> [Data shown]:
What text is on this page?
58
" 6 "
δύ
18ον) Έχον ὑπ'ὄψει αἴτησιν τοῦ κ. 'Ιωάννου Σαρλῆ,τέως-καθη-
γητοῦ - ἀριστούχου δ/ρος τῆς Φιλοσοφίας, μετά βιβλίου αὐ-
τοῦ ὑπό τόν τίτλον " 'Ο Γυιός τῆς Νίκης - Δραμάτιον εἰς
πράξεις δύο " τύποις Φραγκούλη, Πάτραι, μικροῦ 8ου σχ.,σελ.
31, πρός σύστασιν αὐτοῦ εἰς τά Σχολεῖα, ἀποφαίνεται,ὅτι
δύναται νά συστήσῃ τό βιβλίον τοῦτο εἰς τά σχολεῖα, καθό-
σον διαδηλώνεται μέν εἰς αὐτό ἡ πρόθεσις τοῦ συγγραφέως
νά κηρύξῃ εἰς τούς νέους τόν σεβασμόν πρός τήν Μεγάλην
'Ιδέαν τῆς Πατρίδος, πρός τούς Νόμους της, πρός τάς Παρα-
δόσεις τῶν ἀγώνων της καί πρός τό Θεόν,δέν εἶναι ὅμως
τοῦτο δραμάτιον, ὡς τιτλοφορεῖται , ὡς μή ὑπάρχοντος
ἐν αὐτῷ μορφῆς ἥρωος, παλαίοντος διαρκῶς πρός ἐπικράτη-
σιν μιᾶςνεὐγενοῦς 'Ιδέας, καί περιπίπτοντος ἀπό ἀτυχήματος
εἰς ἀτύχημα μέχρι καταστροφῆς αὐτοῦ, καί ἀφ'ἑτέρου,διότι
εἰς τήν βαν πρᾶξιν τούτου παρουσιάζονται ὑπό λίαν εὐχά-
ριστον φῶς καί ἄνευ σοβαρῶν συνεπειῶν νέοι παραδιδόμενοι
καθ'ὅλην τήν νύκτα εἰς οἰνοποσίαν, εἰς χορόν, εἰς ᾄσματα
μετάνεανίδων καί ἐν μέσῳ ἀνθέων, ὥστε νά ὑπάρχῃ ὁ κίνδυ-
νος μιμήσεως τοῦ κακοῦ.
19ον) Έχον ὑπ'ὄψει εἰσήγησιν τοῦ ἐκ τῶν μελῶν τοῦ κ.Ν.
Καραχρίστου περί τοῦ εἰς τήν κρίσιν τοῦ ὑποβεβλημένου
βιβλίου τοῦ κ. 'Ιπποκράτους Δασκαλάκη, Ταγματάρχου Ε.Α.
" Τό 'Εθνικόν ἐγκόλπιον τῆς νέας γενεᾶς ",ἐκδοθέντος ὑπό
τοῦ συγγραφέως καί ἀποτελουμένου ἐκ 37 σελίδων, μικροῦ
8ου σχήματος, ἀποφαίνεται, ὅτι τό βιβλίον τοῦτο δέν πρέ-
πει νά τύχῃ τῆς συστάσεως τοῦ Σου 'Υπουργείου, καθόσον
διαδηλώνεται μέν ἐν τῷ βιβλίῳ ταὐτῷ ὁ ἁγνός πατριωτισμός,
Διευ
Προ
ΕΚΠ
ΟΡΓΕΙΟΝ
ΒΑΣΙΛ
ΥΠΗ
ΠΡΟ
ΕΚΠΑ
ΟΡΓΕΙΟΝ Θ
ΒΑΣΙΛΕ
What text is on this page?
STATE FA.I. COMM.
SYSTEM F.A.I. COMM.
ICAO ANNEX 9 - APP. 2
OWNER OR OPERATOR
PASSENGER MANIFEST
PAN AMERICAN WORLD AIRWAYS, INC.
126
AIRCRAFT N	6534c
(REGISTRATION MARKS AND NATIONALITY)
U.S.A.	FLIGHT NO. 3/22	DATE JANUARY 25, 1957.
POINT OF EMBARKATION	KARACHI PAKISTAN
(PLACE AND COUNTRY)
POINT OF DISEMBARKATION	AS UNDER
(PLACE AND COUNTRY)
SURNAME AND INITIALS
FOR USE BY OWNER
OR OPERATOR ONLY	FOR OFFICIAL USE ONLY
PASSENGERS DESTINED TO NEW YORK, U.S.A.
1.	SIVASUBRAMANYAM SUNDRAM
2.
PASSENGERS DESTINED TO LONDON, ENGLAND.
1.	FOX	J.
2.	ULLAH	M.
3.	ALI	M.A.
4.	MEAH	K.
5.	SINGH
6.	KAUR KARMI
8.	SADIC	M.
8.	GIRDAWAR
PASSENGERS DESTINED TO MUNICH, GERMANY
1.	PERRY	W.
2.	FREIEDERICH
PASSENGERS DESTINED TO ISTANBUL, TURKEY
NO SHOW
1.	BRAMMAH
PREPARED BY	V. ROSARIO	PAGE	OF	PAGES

> [What to produce]: Pull out each line containing the word "POINT" and copy it.

> [The completed task]:
POINT OF EMBARKATION	KARACHI PAKISTAN
POINT OF DISEMBARKATION	AS UNDER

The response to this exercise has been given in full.